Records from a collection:
--------------------

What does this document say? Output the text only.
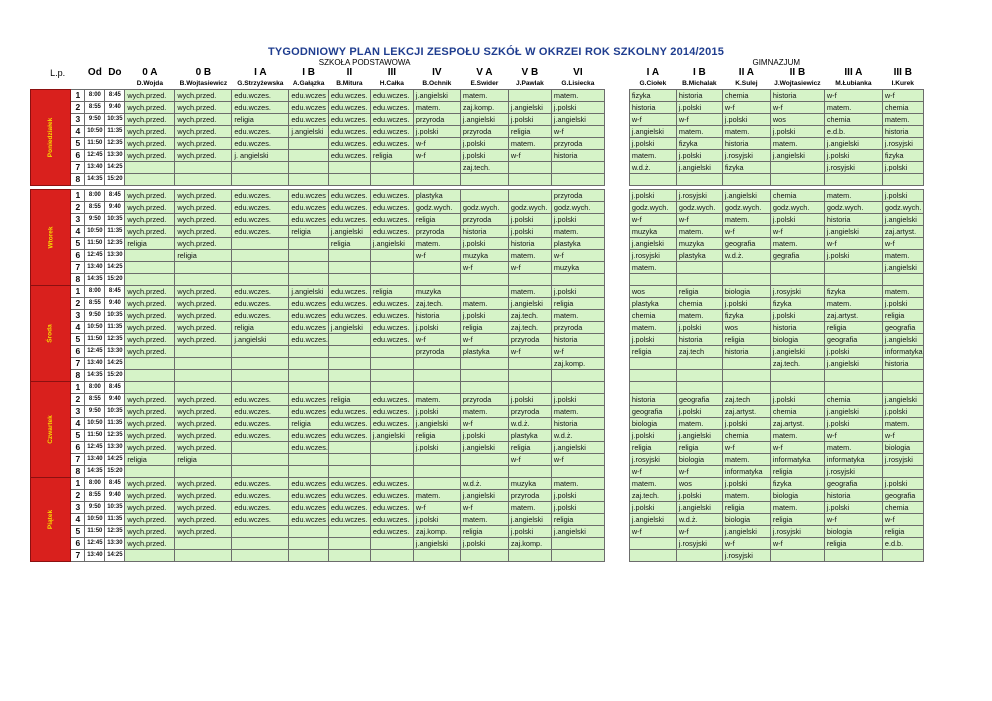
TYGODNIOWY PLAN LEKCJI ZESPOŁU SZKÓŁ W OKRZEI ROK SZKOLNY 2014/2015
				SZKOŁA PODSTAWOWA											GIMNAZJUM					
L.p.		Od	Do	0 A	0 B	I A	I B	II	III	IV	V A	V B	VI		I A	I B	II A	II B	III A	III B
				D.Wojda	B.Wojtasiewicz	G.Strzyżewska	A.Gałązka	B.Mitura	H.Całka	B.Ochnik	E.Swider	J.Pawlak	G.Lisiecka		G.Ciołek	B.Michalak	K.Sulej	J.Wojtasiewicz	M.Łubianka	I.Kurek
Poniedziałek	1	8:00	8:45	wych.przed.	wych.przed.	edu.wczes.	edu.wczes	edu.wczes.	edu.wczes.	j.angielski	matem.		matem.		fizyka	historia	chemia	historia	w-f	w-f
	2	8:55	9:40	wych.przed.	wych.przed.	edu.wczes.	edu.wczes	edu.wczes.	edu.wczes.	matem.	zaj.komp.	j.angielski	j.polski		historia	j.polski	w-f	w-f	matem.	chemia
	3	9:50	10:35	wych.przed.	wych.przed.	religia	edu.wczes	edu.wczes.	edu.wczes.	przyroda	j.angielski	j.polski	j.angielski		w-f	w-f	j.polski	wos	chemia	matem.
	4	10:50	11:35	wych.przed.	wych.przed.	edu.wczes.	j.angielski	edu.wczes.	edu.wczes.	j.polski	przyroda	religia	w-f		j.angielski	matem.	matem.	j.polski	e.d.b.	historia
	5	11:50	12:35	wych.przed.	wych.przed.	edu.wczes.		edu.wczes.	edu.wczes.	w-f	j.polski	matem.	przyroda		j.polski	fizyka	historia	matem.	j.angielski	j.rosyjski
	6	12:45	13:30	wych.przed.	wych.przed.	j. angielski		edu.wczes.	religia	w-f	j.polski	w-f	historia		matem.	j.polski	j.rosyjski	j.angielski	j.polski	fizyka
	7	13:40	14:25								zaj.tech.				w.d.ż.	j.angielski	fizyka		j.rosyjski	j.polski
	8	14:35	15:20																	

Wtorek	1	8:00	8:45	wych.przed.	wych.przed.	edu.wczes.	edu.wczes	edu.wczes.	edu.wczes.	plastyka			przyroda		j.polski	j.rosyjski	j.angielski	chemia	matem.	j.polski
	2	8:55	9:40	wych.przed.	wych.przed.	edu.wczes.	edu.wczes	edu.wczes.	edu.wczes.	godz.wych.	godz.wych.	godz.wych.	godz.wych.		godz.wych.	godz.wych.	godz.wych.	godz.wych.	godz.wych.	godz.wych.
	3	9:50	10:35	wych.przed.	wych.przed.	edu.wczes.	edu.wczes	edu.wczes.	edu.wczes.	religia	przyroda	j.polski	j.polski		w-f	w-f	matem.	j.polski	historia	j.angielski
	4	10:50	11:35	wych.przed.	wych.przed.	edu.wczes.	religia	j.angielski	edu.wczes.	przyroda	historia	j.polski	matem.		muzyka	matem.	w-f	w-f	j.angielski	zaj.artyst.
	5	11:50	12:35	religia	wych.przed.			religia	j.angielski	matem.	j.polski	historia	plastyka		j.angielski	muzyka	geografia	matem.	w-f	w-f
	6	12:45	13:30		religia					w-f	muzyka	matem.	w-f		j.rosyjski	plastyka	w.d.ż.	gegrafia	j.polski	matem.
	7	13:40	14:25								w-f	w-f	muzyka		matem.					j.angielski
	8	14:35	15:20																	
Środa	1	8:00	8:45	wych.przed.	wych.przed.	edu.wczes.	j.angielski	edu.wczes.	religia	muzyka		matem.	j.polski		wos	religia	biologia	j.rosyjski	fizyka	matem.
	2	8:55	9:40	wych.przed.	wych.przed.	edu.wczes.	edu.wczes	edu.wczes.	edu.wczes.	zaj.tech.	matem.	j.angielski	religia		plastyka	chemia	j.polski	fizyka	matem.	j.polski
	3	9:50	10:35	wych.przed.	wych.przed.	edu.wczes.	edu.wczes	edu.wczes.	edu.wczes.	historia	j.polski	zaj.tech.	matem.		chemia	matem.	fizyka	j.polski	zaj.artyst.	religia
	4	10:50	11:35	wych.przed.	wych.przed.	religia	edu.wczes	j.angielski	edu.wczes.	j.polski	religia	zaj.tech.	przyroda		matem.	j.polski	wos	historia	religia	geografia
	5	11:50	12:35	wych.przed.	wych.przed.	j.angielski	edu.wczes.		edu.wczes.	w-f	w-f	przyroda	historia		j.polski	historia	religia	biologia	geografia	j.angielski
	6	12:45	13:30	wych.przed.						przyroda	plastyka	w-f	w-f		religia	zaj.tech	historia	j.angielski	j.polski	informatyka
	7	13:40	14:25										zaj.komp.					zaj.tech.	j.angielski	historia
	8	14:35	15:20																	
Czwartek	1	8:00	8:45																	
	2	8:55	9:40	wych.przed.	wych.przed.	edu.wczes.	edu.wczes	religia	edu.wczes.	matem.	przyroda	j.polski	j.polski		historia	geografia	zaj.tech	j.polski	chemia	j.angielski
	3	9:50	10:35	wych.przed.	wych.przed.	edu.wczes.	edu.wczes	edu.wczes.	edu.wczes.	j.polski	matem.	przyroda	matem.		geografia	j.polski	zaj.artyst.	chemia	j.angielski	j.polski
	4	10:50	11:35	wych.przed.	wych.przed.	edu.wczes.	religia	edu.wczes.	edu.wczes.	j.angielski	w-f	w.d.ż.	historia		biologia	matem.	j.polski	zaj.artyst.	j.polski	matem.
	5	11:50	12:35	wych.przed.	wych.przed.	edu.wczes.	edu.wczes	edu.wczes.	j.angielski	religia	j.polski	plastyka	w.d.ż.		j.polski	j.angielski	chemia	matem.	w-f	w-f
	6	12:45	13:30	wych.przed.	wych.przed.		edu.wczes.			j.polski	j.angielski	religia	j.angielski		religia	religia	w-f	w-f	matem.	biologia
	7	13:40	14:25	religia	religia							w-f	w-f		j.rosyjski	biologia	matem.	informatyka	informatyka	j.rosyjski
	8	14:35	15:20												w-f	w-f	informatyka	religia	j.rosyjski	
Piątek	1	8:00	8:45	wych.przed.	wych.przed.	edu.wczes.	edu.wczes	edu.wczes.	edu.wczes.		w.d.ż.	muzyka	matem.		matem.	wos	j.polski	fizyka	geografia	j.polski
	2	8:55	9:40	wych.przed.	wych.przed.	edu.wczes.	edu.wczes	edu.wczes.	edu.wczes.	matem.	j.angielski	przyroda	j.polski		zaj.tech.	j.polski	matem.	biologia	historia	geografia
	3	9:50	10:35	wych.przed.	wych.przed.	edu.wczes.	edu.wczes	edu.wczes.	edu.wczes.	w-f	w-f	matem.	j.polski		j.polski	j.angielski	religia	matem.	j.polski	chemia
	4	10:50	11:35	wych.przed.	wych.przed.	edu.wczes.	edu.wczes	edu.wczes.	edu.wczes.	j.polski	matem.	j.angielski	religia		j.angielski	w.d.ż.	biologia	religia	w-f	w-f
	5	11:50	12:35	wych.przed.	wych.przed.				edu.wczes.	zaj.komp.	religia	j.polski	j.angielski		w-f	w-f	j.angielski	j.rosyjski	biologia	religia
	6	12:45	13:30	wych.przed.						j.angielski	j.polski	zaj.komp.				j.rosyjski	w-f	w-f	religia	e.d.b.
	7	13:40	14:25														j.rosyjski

--------------------

● Short problem
Look through the entries above. Extract each line with the word "plastyka".

● Solution to the problem
Wtorek	1	8:00	8:45	wych.przed.	wych.przed.	edu.wczes.	edu.wczes	edu.wczes.	edu.wczes.	plastyka			przyroda		j.polski	j.rosyjski	j.angielski	chemia	matem.	j.polski
	5	11:50	12:35	religia	wych.przed.			religia	j.angielski	matem.	j.polski	historia	plastyka		j.angielski	muzyka	geografia	matem.	w-f	w-f
	6	12:45	13:30		religia					w-f	muzyka	matem.	w-f		j.rosyjski	plastyka	w.d.ż.	gegrafia	j.polski	matem.
	2	8:55	9:40	wych.przed.	wych.przed.	edu.wczes.	edu.wczes	edu.wczes.	edu.wczes.	zaj.tech.	matem.	j.angielski	religia		plastyka	chemia	j.polski	fizyka	matem.	j.polski
	6	12:45	13:30	wych.przed.						przyroda	plastyka	w-f	w-f		religia	zaj.tech	historia	j.angielski	j.polski	informatyka
	5	11:50	12:35	wych.przed.	wych.przed.	edu.wczes.	edu.wczes	edu.wczes.	j.angielski	religia	j.polski	plastyka	w.d.ż.		j.polski	j.angielski	chemia	matem.	w-f	w-f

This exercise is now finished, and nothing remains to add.